◆ PROBLEM DETAILS ◆
Copy every line of the data in which the word "suggests" occurs.

◆ EXERCISE INPUT ◆
*-*-*

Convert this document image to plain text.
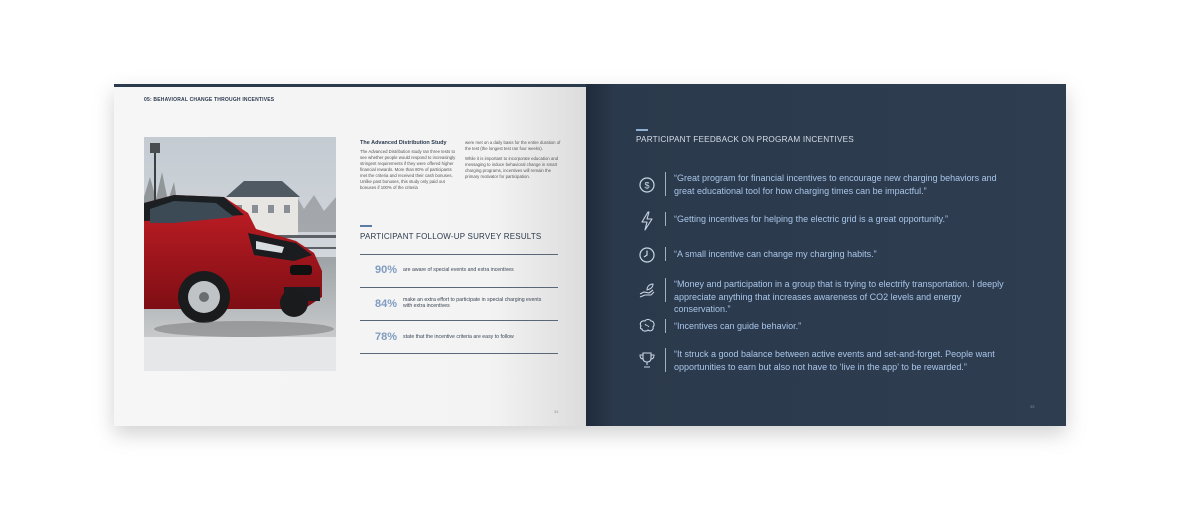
05: BEHAVIORAL CHANGE THROUGH INCENTIVES
The Advanced Distribution Study
The Advanced Distribution study ran three tests to see whether people would respond to increasingly stringent requirements if they were offered higher financial rewards. More than 80% of participants met the criteria and received their cash bonuses. Unlike past bonuses, this study only paid out bonuses if 100% of the criteria

were met on a daily basis for the entire duration of the test (the longest test ran four weeks).

While it is important to incorporate education and messaging to induce behavioral change in smart charging programs, incentives will remain the primary motivator for participation.

PARTICIPANT FOLLOW-UP SURVEY RESULTS
90% are aware of special events and extra incentives
84% make an extra effort to participate in special charging events with extra incentives
78% state that the incentive criteria are easy to follow
34
PARTICIPANT FEEDBACK ON PROGRAM INCENTIVES
$
“Great program for financial incentives to encourage new charging behaviors and great educational tool for how charging times can be impactful.”
“Getting incentives for helping the electric grid is a great opportunity.”
“A small incentive can change my charging habits.”
“Money and participation in a group that is trying to electrify transportation. I deeply appreciate anything that increases awareness of CO2 levels and energy conservation.”
“Incentives can guide behavior.”
“It struck a good balance between active events and set-and-forget. People want opportunities to earn but also not have to ‘live in the app’ to be rewarded.”
35
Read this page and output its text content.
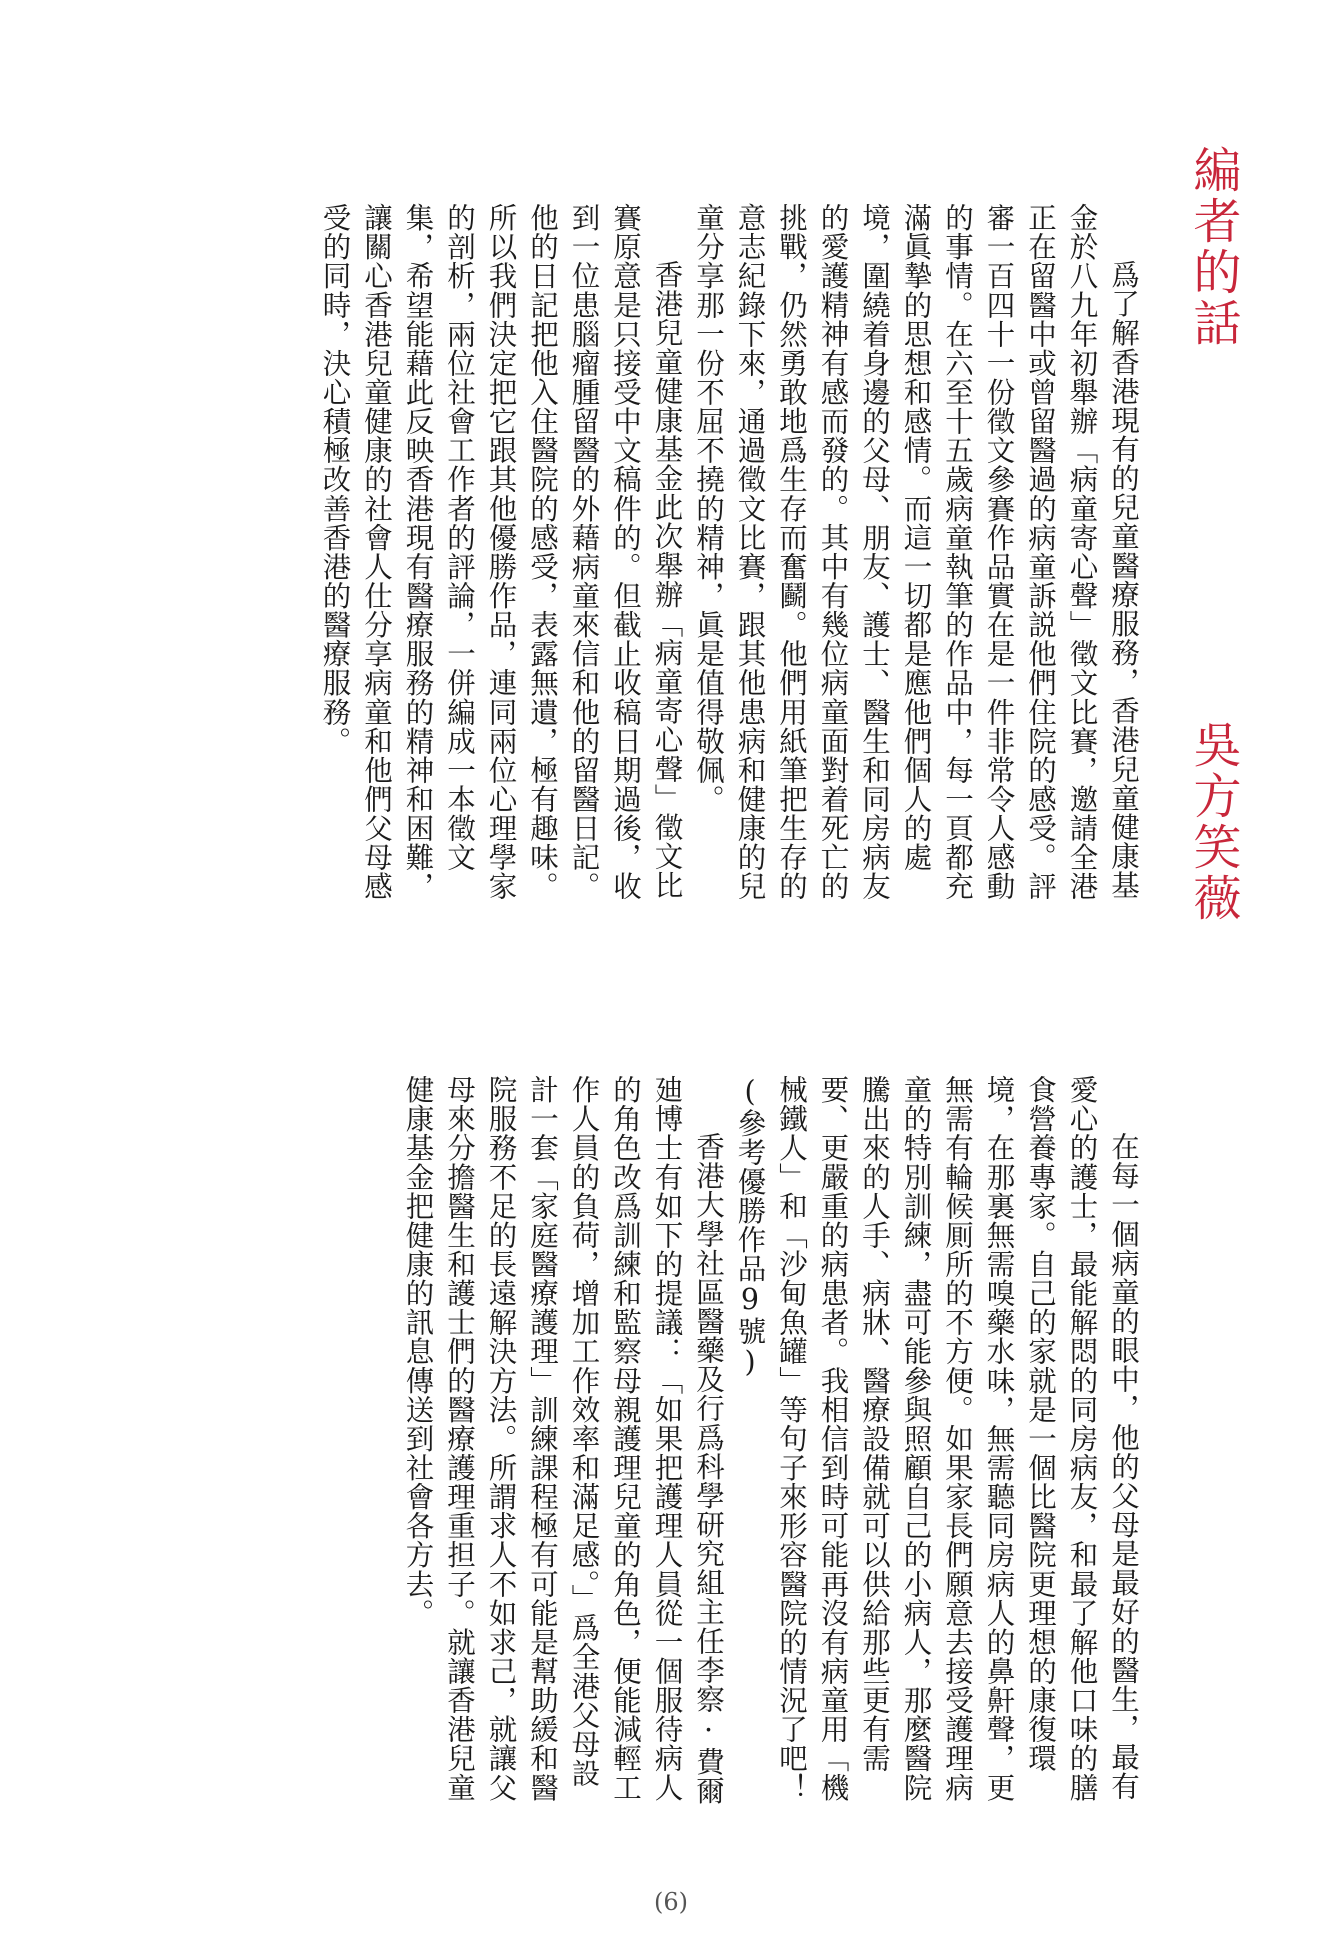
編者的話
吳方笑薇

爲了解香港現有的兒童醫療服務，香港兒童健康基金於八九年初舉辦「病童寄心聲」徵文比賽，邀請全港正在留醫中或曾留醫過的病童訴説他們住院的感受。評審一百四十一份徵文參賽作品實在是一件非常令人感動的事情。在六至十五歲病童執筆的作品中，每一頁都充滿眞摯的思想和感情。而這一切都是應他們個人的處境，圍繞着身邊的父母、朋友、護士、醫生和同房病友的愛護精神有感而發的。其中有幾位病童面對着死亡的挑戰，仍然勇敢地爲生存而奮鬬。他們用紙筆把生存的意志紀錄下來，通過徵文比賽，跟其他患病和健康的兒童分享那一份不屈不撓的精神，眞是值得敬佩。

香港兒童健康基金此次舉辦「病童寄心聲」徵文比賽原意是只接受中文稿件的。但截止收稿日期過後，收到一位患腦瘤腫留醫的外藉病童來信和他的留醫日記。他的日記把他入住醫院的感受，表露無遺，極有趣味。所以我們決定把它跟其他優勝作品，連同兩位心理學家的剖析，兩位社會工作者的評論，一併編成一本徵文集，希望能藉此反映香港現有醫療服務的精神和困難，讓關心香港兒童健康的社會人仕分享病童和他們父母感受的同時，決心積極改善香港的醫療服務。

在每一個病童的眼中，他的父母是最好的醫生，最有愛心的護士，最能解悶的同房病友，和最了解他口味的膳食營養專家。自己的家就是一個比醫院更理想的康復環境，在那裏無需嗅藥水味，無需聽同房病人的鼻鼾聲，更無需有輪候厠所的不方便。如果家長們願意去接受護理病童的特別訓練，盡可能參與照顧自己的小病人，那麼醫院騰出來的人手、病牀、醫療設備就可以供給那些更有需要、更嚴重的病患者。我相信到時可能再沒有病童用「機械鐵人」和「沙甸魚罐」等句子來形容醫院的情況了吧！(參考優勝作品9號)

香港大學社區醫藥及行爲科學研究組主任李察·費爾廸博士有如下的提議：「如果把護理人員從一個服待病人的角色改爲訓練和監察母親護理兒童的角色，便能減輕工作人員的負荷，增加工作效率和滿足感。」爲全港父母設計一套「家庭醫療護理」訓練課程極有可能是幫助緩和醫院服務不足的長遠解決方法。所謂求人不如求己，就讓父母來分擔醫生和護士們的醫療護理重担子。就讓香港兒童健康基金把健康的訊息傳送到社會各方去。

(6)
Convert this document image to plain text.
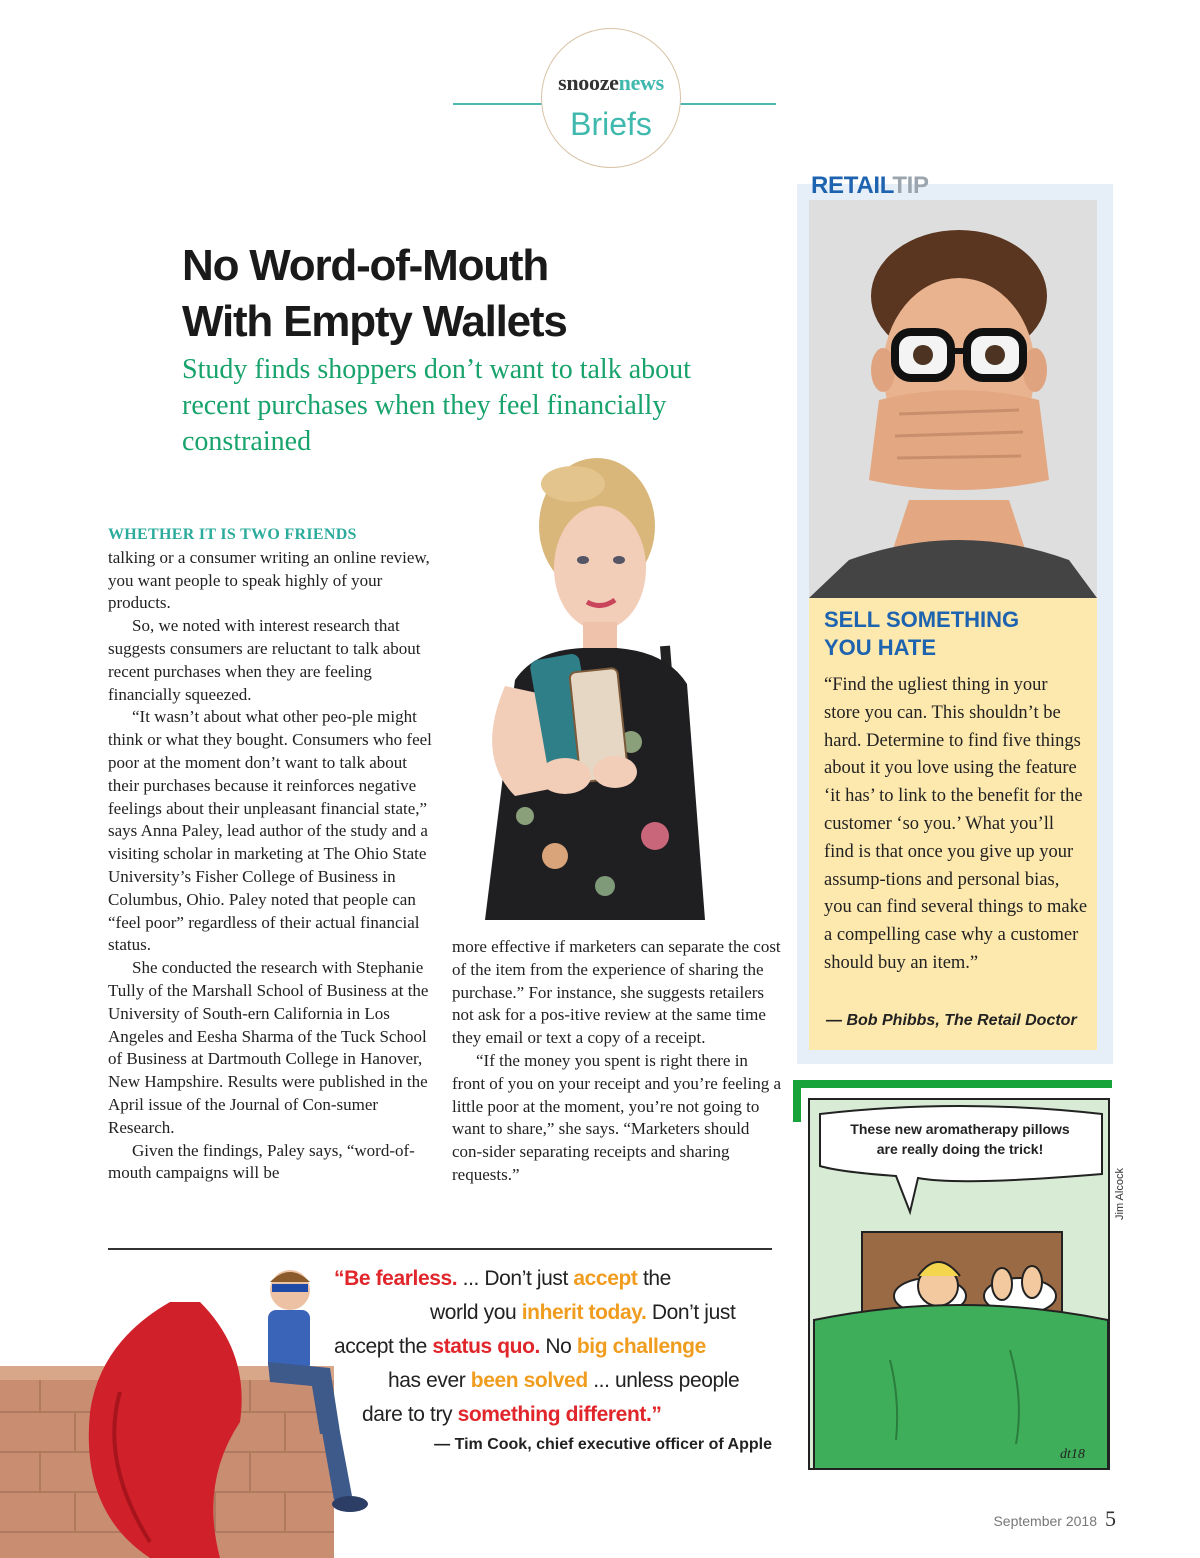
snoozenews
Briefs
No Word-of-Mouth
With Empty Wallets
Study finds shoppers don’t want to talk about recent purchases when they feel financially constrained
WHETHER IT IS TWO FRIENDS

talking or a consumer writing an online review, you want people to speak highly of your products.

So, we noted with interest research that suggests consumers are reluctant to talk about recent purchases when they are feeling financially squeezed.

“It wasn’t about what other peo-ple might think or what they bought. Consumers who feel poor at the moment don’t want to talk about their purchases because it reinforces negative feelings about their unpleasant financial state,” says Anna Paley, lead author of the study and a visiting scholar in marketing at The Ohio State University’s Fisher College of Business in Columbus, Ohio. Paley noted that people can “feel poor” regardless of their actual financial status.

She conducted the research with Stephanie Tully of the Marshall School of Business at the University of South-ern California in Los Angeles and Eesha Sharma of the Tuck School of Business at Dartmouth College in Hanover, New Hampshire. Results were published in the April issue of the Journal of Con-sumer Research.

Given the findings, Paley says, “word-of-mouth campaigns will be

more effective if marketers can separate the cost of the item from the experience of sharing the purchase.” For instance, she suggests retailers not ask for a pos-itive review at the same time they email or text a copy of a receipt.

“If the money you spent is right there in front of you on your receipt and you’re feeling a little poor at the moment, you’re not going to want to share,” she says. “Marketers should con-sider separating receipts and sharing requests.”

RETAILTIP
SELL SOMETHING
YOU HATE
“Find the ugliest thing in your store you can. This shouldn’t be hard. Determine to find five things about it you love using the feature ‘it has’ to link to the benefit for the customer ‘so you.’ What you’ll find is that once you give up your assump-tions and personal bias, you can find several things to make a compelling case why a customer should buy an item.”
— Bob Phibbs, The Retail Doctor
These new aromatherapy pillows
are really doing the trick!
dt18
Jim Alcock
“Be fearless. ... Don’t just accept the
world you inherit today. Don’t just
accept the status quo. No big challenge
has ever been solved ... unless people
dare to try something different.”
— Tim Cook, chief executive officer of Apple
September 2018 5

*-*-*

◆ CORRECT ANSWER ◆
So, we noted with interest research that suggests consumers are reluctant to talk about recent purchases when they are feeling financially squeezed.
more effective if marketers can separate the cost of the item from the experience of sharing the purchase.” For instance, she suggests retailers not ask for a pos-itive review at the same time they email or text a copy of a receipt.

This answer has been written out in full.